Stated task:
Rewrite the data below, replacing every instance of "Invoice Details" with "Billing Details" and leaving everything else unchanged.

Exercise data:
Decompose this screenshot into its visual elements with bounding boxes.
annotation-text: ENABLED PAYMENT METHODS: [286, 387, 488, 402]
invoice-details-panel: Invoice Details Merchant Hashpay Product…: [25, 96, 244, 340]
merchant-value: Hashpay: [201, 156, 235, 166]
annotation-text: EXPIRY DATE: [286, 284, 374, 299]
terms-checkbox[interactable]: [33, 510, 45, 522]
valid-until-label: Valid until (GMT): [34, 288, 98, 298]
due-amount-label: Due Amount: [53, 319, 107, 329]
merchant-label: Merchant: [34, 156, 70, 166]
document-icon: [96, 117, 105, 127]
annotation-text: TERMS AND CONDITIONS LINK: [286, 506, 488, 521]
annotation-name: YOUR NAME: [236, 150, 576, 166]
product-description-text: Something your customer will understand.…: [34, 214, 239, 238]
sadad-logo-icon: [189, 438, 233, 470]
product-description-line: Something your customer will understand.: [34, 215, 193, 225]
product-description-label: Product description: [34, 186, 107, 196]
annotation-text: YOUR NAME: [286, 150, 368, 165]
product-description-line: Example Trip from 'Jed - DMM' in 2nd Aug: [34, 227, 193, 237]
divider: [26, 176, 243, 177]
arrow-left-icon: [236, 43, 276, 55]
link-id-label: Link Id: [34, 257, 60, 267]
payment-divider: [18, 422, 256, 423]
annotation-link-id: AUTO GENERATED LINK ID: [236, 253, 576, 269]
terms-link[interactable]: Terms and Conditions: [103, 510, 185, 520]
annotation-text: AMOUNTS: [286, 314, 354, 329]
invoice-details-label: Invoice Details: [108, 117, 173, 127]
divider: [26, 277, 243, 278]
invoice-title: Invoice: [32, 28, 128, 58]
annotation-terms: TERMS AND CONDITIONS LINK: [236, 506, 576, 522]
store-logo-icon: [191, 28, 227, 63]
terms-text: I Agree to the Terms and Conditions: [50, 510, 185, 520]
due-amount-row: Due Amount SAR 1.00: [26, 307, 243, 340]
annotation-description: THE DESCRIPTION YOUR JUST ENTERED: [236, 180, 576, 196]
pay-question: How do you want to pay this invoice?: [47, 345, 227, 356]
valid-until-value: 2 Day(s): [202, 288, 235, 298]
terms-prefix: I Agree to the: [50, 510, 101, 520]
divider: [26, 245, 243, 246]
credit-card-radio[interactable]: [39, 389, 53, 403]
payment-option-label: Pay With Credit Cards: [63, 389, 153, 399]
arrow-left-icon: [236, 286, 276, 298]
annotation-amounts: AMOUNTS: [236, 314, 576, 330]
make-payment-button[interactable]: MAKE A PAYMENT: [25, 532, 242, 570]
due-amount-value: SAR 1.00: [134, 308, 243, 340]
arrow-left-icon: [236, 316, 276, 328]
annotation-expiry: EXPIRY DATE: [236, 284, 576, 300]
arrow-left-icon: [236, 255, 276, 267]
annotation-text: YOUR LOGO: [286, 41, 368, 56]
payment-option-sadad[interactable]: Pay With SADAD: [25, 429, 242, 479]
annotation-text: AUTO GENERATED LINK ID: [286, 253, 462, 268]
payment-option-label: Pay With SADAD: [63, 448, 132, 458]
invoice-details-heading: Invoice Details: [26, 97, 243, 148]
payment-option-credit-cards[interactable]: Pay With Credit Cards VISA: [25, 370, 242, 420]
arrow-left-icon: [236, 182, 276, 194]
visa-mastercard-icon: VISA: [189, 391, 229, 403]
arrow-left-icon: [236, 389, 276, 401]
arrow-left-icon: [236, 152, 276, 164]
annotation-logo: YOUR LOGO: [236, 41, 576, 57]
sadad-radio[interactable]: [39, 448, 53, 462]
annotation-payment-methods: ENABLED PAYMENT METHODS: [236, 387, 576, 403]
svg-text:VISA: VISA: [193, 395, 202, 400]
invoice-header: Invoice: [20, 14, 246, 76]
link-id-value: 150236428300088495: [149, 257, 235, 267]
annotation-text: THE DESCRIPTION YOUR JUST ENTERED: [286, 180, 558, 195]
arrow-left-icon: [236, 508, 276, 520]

Problem solution:
Decompose this screenshot into its visual elements with bounding boxes.
annotation-text: ENABLED PAYMENT METHODS: [286, 387, 488, 402]
invoice-details-panel: Billing Details Merchant Hashpay Product…: [25, 96, 244, 340]
merchant-value: Hashpay: [201, 156, 235, 166]
annotation-text: EXPIRY DATE: [286, 284, 374, 299]
terms-checkbox[interactable]: [33, 510, 45, 522]
valid-until-label: Valid until (GMT): [34, 288, 98, 298]
due-amount-label: Due Amount: [53, 319, 107, 329]
merchant-label: Merchant: [34, 156, 70, 166]
document-icon: [96, 117, 105, 127]
annotation-text: TERMS AND CONDITIONS LINK: [286, 506, 488, 521]
annotation-name: YOUR NAME: [236, 150, 576, 166]
product-description-text: Something your customer will understand.…: [34, 214, 239, 238]
sadad-logo-icon: [189, 438, 233, 470]
product-description-line: Something your customer will understand.: [34, 215, 193, 225]
product-description-label: Product description: [34, 186, 107, 196]
annotation-text: YOUR NAME: [286, 150, 368, 165]
product-description-line: Example Trip from 'Jed - DMM' in 2nd Aug: [34, 227, 193, 237]
divider: [26, 176, 243, 177]
arrow-left-icon: [236, 43, 276, 55]
link-id-label: Link Id: [34, 257, 60, 267]
payment-divider: [18, 422, 256, 423]
annotation-link-id: AUTO GENERATED LINK ID: [236, 253, 576, 269]
terms-link[interactable]: Terms and Conditions: [103, 510, 185, 520]
annotation-text: AMOUNTS: [286, 314, 354, 329]
invoice-details-label: Billing Details: [108, 117, 173, 127]
divider: [26, 277, 243, 278]
invoice-title: Invoice: [32, 28, 128, 58]
annotation-terms: TERMS AND CONDITIONS LINK: [236, 506, 576, 522]
store-logo-icon: [191, 28, 227, 63]
terms-text: I Agree to the Terms and Conditions: [50, 510, 185, 520]
due-amount-row: Due Amount SAR 1.00: [26, 307, 243, 340]
annotation-description: THE DESCRIPTION YOUR JUST ENTERED: [236, 180, 576, 196]
pay-question: How do you want to pay this invoice?: [47, 345, 227, 356]
valid-until-value: 2 Day(s): [202, 288, 235, 298]
terms-prefix: I Agree to the: [50, 510, 101, 520]
divider: [26, 245, 243, 246]
credit-card-radio[interactable]: [39, 389, 53, 403]
payment-option-label: Pay With Credit Cards: [63, 389, 153, 399]
arrow-left-icon: [236, 286, 276, 298]
annotation-amounts: AMOUNTS: [236, 314, 576, 330]
make-payment-button[interactable]: MAKE A PAYMENT: [25, 532, 242, 570]
due-amount-value: SAR 1.00: [134, 308, 243, 340]
arrow-left-icon: [236, 316, 276, 328]
annotation-expiry: EXPIRY DATE: [236, 284, 576, 300]
arrow-left-icon: [236, 255, 276, 267]
annotation-text: YOUR LOGO: [286, 41, 368, 56]
payment-option-sadad[interactable]: Pay With SADAD: [25, 429, 242, 479]
annotation-text: AUTO GENERATED LINK ID: [286, 253, 462, 268]
payment-option-label: Pay With SADAD: [63, 448, 132, 458]
invoice-details-heading: Billing Details: [26, 97, 243, 148]
payment-option-credit-cards[interactable]: Pay With Credit Cards VISA: [25, 370, 242, 420]
arrow-left-icon: [236, 182, 276, 194]
visa-mastercard-icon: VISA: [189, 391, 229, 403]
arrow-left-icon: [236, 389, 276, 401]
arrow-left-icon: [236, 152, 276, 164]
annotation-logo: YOUR LOGO: [236, 41, 576, 57]
sadad-radio[interactable]: [39, 448, 53, 462]
annotation-payment-methods: ENABLED PAYMENT METHODS: [236, 387, 576, 403]
svg-text:VISA: VISA: [193, 395, 202, 400]
invoice-header: Invoice: [20, 14, 246, 76]
link-id-value: 150236428300088495: [149, 257, 235, 267]
annotation-text: THE DESCRIPTION YOUR JUST ENTERED: [286, 180, 558, 195]
arrow-left-icon: [236, 508, 276, 520]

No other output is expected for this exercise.